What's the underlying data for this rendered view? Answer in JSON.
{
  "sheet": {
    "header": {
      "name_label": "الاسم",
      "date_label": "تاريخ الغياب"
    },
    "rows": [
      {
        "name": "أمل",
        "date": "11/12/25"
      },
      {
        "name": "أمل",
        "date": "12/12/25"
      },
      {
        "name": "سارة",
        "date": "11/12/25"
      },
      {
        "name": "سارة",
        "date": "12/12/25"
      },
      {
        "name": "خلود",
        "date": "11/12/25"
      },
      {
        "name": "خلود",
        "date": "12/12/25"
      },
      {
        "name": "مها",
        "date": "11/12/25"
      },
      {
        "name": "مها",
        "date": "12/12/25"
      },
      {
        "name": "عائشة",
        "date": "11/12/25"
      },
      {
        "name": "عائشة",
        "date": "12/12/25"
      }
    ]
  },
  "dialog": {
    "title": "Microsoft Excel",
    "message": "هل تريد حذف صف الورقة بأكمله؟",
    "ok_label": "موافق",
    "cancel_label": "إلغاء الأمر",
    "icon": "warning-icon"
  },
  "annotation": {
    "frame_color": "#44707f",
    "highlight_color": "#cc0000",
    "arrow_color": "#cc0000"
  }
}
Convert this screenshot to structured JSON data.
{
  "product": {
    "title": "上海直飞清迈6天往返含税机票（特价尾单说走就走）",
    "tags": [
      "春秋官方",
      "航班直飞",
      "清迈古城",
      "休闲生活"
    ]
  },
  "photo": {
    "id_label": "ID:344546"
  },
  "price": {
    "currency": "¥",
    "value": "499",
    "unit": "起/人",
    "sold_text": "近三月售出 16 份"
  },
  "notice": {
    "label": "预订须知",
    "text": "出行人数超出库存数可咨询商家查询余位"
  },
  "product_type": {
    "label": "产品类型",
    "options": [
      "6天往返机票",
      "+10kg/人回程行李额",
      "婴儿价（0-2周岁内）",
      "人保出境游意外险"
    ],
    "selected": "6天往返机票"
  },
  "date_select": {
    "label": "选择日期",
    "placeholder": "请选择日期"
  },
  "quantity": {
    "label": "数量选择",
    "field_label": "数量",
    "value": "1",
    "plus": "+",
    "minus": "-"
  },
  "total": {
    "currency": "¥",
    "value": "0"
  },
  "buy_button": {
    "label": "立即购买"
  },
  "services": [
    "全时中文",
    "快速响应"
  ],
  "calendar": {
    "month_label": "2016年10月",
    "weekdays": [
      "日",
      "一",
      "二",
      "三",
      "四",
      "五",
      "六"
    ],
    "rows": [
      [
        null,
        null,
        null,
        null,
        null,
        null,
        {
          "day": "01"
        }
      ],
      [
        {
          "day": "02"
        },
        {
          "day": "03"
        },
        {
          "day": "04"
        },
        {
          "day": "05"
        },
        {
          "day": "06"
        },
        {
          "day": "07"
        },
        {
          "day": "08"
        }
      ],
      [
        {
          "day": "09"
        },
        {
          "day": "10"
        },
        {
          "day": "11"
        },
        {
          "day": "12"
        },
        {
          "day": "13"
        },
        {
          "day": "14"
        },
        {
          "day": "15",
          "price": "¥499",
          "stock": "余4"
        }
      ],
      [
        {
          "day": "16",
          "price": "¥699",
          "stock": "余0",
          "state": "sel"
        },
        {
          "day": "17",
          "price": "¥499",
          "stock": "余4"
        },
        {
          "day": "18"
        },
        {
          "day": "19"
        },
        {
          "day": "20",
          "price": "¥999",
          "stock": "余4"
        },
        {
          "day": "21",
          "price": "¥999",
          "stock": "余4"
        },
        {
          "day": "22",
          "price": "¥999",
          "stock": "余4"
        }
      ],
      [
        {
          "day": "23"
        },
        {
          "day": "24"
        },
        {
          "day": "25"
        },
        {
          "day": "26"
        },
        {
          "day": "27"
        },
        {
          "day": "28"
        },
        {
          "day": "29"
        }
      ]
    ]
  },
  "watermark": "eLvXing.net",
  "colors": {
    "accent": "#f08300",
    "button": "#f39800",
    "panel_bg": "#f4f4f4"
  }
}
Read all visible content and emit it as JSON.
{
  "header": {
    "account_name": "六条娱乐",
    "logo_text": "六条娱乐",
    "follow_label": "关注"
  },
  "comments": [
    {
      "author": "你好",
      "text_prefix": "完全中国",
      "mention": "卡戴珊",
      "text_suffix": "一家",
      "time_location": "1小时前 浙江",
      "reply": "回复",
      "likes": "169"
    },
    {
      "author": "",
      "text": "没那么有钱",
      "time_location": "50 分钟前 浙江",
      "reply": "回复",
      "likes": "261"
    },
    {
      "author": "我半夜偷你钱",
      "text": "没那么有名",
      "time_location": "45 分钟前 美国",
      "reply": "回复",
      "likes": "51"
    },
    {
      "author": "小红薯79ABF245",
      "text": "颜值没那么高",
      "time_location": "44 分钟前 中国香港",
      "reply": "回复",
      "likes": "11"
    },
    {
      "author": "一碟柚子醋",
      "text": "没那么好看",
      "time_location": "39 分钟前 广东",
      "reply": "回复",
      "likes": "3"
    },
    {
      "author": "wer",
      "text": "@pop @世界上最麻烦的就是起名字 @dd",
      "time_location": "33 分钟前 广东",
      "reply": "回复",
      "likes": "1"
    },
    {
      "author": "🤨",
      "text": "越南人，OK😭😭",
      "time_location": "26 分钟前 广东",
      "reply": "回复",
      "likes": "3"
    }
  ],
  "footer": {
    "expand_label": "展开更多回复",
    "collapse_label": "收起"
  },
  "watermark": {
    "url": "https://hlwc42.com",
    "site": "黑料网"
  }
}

→ **What the task asks**:
Find every line holding the word "this"; give their count and nothing else.

→ **Exercise output**:
2